--- DATA SHOWN ---
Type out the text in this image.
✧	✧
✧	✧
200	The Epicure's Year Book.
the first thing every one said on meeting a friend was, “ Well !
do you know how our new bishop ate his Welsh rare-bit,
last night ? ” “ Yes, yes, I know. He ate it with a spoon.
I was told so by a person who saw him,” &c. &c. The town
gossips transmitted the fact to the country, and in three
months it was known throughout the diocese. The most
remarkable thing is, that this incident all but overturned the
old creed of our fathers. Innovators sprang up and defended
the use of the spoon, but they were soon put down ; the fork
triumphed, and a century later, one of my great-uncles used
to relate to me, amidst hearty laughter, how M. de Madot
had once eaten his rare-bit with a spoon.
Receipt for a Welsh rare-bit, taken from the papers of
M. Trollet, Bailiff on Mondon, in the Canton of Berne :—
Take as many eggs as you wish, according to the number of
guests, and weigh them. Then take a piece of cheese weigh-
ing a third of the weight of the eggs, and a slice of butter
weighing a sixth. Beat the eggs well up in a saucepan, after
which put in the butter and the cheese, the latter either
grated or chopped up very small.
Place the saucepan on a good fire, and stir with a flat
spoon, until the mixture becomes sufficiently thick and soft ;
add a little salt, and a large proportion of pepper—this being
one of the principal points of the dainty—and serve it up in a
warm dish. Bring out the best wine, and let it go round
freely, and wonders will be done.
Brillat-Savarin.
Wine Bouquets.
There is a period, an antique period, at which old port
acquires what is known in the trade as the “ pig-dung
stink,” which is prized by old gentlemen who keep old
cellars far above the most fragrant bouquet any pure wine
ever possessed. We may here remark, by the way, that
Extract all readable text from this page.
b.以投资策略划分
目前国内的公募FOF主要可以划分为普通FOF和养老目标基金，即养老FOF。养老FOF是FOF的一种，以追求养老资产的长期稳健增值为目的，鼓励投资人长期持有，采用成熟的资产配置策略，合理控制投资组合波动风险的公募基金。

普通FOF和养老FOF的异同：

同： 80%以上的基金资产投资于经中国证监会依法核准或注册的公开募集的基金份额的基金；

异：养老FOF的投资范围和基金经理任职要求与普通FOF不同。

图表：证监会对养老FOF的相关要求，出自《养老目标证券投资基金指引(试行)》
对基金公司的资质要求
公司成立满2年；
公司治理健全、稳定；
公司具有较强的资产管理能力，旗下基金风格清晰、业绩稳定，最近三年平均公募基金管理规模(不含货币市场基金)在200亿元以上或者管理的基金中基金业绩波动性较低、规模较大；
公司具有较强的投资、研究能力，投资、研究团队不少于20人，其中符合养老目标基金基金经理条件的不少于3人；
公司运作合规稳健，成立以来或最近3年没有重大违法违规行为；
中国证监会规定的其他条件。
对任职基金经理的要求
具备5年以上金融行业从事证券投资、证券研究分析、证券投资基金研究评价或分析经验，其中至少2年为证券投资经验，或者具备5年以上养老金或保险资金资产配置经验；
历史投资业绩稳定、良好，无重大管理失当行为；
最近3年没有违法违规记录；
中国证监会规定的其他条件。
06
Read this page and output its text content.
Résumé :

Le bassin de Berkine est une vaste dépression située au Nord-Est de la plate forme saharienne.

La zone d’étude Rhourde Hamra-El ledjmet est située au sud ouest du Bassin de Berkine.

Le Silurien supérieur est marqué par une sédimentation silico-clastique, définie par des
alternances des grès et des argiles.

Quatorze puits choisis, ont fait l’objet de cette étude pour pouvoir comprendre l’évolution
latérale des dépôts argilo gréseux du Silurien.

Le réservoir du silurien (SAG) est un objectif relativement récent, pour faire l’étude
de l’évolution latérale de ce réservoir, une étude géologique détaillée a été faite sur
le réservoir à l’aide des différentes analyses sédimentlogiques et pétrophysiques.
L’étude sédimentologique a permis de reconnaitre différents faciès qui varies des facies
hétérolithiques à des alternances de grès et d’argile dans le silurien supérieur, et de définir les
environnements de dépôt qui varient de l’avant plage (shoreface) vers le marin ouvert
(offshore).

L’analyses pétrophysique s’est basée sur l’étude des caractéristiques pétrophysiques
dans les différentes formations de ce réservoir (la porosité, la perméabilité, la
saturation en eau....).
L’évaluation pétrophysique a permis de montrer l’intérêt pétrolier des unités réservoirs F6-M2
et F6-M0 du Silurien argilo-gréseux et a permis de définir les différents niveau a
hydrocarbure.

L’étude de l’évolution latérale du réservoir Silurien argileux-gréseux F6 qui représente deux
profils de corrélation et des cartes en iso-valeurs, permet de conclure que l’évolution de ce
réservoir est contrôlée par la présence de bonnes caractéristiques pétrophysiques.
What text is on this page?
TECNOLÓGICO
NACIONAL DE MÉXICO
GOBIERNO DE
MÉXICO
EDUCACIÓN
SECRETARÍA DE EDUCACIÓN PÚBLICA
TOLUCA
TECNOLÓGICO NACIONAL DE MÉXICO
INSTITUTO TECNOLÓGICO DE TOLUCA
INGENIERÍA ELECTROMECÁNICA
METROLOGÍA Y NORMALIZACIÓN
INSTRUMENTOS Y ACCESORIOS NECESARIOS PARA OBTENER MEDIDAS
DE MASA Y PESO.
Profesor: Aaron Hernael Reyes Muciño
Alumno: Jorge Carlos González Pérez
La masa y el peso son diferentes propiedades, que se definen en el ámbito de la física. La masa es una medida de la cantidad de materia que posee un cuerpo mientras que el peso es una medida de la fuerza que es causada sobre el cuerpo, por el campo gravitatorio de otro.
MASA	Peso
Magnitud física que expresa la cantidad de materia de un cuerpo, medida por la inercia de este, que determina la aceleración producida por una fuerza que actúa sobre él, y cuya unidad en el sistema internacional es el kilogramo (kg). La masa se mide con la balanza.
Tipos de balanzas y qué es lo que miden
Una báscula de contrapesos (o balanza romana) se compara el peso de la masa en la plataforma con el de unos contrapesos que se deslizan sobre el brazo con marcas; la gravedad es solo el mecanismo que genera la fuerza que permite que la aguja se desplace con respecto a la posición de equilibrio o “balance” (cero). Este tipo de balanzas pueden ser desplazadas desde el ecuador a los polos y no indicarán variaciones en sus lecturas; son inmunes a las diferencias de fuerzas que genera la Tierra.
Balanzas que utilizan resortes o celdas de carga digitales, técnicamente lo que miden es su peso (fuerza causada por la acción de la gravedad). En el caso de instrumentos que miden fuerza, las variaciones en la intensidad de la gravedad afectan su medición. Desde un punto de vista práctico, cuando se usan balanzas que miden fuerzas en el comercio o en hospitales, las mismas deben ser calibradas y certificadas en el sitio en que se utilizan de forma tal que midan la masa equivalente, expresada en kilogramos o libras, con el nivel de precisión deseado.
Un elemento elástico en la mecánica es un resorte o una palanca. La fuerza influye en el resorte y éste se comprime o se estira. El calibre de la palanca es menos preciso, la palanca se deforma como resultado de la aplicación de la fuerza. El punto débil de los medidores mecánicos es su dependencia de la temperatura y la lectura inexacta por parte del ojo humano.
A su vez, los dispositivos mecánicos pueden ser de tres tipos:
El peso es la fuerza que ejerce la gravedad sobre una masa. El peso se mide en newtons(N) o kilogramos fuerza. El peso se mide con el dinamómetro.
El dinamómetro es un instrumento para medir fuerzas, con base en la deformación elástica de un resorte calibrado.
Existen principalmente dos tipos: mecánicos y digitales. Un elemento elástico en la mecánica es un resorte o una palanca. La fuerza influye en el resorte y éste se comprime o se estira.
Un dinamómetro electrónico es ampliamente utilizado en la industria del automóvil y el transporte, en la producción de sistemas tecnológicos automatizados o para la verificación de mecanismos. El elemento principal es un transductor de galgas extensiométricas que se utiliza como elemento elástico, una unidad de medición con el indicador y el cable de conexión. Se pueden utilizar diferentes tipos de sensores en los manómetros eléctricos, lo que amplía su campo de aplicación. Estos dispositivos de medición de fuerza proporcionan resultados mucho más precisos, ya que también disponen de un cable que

--- GIVEN INSTRUCTION ---
Copy every line of the listing that contains the word "TOLUCA".

--- RESULT FOR THIS EXERCISE ---
TOLUCA
INSTITUTO TECNOLÓGICO DE TOLUCA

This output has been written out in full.